Task instructions ▸ Lines containing the string "JSON" are to be collected in full.

=== Stored data ===

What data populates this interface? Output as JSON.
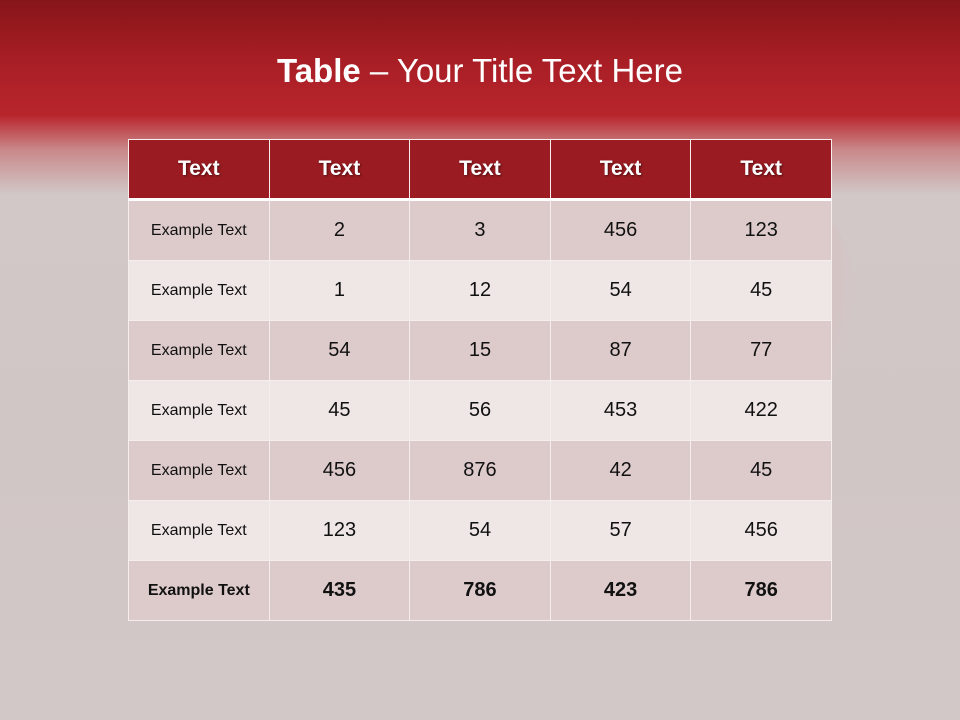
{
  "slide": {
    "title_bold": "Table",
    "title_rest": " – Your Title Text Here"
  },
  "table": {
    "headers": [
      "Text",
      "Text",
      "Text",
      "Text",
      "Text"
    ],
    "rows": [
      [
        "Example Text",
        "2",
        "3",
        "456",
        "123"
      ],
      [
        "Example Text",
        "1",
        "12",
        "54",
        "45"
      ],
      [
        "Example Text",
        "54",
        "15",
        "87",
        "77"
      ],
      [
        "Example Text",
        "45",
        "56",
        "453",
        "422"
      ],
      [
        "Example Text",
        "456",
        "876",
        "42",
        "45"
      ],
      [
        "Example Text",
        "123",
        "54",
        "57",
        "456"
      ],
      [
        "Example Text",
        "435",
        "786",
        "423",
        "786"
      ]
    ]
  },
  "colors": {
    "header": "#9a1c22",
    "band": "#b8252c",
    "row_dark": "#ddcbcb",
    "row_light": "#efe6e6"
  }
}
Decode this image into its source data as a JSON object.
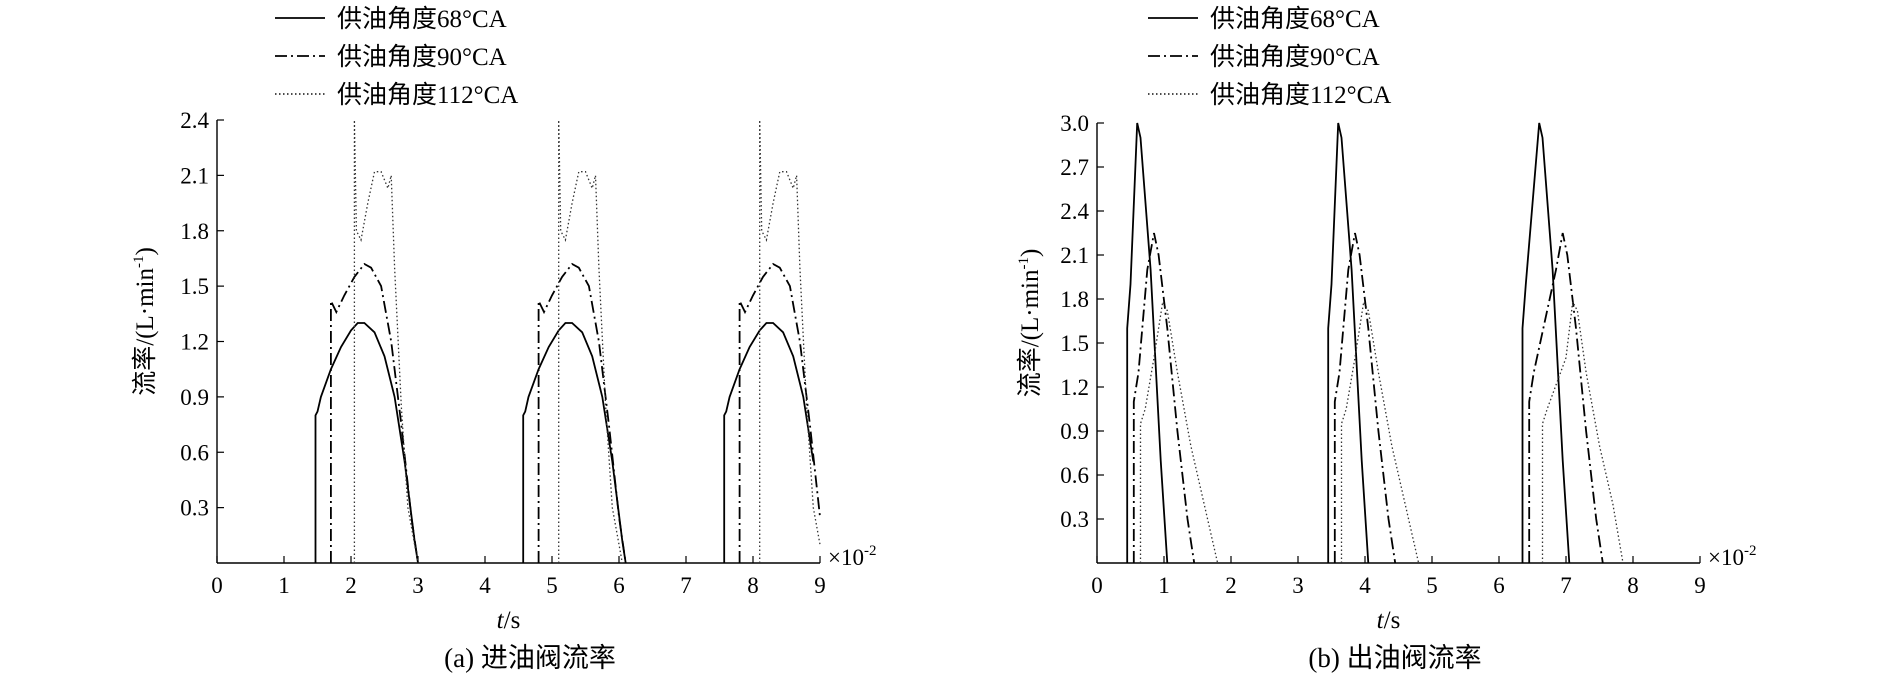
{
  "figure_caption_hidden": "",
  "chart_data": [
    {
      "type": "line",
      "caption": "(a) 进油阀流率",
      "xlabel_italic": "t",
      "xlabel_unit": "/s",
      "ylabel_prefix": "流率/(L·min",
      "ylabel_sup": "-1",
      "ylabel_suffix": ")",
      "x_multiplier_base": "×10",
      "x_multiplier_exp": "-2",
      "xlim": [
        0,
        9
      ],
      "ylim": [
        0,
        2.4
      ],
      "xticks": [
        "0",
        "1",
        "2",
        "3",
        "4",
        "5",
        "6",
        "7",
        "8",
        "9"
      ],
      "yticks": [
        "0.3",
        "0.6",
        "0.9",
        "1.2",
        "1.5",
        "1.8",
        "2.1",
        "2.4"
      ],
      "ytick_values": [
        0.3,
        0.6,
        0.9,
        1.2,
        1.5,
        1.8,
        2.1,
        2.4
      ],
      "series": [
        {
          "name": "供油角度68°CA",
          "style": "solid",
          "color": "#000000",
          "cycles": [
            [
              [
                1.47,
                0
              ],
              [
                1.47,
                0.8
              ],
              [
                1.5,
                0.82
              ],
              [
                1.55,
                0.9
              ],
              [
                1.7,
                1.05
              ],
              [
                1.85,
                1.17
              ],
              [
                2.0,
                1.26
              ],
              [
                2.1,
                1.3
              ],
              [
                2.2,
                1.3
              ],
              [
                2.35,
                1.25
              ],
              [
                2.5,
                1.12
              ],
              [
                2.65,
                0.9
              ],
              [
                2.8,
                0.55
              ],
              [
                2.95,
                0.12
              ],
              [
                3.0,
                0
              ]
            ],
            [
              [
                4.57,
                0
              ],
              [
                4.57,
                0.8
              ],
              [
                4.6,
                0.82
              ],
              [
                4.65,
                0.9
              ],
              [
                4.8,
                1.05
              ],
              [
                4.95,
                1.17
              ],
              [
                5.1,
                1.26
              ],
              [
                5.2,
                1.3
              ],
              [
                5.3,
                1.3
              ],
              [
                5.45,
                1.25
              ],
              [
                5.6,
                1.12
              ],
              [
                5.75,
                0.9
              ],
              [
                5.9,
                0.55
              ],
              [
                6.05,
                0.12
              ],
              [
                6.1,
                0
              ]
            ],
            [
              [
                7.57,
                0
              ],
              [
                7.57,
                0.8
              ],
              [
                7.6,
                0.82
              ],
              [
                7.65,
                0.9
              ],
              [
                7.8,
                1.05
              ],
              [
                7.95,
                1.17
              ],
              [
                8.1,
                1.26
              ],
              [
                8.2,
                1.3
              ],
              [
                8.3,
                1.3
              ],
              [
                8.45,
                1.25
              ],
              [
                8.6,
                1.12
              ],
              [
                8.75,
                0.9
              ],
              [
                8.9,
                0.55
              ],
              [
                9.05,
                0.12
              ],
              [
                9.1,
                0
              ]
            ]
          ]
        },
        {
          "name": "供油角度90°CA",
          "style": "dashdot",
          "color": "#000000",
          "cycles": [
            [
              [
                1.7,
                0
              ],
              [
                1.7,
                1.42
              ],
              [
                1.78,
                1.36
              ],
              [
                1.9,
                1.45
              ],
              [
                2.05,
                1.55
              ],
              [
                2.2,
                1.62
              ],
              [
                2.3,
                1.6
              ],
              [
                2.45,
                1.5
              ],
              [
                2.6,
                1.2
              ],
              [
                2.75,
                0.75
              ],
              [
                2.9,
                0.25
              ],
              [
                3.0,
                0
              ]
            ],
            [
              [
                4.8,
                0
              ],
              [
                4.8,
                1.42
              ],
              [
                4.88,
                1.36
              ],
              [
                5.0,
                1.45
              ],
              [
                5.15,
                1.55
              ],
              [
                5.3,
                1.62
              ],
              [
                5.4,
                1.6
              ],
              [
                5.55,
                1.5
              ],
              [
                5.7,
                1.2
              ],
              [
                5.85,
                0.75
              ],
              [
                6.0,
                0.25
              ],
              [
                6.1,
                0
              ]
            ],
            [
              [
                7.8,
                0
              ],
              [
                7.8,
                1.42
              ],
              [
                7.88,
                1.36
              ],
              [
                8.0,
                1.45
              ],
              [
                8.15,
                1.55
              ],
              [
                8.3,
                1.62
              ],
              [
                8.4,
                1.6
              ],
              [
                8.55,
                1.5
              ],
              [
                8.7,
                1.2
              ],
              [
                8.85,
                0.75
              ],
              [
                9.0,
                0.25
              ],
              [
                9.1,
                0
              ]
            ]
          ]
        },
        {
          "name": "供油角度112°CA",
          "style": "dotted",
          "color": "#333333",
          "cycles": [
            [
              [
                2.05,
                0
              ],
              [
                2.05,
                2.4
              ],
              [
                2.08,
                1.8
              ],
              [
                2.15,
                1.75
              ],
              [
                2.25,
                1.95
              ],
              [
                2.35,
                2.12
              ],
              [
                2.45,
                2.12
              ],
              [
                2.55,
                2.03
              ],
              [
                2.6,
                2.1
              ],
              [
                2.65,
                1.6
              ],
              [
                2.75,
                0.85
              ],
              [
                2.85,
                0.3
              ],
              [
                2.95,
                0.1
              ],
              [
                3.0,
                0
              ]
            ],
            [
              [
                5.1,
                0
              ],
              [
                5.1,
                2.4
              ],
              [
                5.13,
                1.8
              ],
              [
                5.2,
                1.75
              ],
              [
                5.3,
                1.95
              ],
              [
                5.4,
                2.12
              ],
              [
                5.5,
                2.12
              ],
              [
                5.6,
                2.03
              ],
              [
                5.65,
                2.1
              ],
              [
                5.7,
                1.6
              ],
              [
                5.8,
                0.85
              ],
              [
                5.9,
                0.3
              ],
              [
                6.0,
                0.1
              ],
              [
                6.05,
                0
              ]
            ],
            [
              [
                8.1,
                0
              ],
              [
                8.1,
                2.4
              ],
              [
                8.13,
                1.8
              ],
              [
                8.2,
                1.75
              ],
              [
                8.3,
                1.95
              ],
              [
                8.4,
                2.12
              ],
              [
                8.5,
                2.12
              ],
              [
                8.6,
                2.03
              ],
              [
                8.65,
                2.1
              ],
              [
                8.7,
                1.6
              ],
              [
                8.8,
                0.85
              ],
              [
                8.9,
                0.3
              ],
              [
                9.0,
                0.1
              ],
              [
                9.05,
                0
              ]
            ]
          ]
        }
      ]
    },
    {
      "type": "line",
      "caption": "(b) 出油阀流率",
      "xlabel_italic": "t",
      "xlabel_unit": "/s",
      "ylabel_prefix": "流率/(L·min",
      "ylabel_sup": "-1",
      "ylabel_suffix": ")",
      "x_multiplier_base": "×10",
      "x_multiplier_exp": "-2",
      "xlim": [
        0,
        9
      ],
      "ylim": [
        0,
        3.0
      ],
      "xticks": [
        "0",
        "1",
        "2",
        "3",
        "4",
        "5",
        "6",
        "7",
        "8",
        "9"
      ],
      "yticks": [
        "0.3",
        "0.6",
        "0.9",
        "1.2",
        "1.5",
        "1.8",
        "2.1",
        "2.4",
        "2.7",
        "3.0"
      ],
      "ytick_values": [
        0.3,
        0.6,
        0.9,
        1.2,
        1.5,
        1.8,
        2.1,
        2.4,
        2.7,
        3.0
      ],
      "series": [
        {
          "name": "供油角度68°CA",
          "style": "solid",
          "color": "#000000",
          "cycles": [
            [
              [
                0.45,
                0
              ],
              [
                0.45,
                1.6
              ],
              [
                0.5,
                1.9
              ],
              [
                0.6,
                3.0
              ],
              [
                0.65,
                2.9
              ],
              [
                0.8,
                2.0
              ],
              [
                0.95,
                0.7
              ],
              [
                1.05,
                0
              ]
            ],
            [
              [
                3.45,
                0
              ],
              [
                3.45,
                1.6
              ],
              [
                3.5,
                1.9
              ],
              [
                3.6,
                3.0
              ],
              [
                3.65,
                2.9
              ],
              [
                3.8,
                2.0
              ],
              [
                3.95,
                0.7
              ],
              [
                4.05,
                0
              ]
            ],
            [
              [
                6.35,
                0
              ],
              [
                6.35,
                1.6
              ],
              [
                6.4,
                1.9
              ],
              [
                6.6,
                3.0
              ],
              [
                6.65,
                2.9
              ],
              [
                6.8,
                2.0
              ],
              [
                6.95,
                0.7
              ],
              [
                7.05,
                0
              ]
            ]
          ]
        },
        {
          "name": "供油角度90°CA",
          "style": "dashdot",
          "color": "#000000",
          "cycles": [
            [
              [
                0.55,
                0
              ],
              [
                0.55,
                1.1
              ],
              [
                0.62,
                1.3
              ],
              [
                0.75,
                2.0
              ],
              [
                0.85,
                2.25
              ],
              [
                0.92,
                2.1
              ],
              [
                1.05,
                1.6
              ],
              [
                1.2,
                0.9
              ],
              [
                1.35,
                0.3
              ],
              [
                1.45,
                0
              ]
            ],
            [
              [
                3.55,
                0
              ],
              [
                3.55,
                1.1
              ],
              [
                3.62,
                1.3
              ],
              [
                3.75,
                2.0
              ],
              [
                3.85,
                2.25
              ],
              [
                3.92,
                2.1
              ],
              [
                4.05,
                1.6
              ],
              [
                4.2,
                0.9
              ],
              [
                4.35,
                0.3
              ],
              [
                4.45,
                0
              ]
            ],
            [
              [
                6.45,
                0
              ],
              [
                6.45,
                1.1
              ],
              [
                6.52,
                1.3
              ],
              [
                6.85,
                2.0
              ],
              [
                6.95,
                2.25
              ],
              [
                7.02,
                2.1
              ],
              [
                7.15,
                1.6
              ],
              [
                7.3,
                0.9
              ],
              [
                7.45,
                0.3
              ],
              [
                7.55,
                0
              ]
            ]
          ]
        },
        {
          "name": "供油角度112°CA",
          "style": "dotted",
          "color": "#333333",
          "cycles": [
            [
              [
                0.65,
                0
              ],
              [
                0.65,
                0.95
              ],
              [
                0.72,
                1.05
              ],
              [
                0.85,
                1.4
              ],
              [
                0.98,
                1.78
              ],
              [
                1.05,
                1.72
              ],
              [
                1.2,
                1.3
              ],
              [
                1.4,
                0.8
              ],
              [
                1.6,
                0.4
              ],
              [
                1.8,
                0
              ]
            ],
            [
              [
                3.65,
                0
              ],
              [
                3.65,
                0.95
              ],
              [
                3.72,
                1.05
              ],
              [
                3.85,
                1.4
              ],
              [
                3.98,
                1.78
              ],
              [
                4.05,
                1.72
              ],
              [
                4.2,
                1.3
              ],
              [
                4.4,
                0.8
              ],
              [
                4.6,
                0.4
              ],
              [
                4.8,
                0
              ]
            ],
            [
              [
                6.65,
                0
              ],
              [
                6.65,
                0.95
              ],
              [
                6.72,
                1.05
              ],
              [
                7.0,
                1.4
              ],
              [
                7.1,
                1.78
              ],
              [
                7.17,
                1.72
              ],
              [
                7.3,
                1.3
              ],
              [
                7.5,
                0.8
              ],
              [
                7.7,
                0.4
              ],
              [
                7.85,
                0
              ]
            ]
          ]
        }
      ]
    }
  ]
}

===

Answer for this exercise ▸
What data populates this interface? Output as JSON.
Decode this image into its source data as a JSON object.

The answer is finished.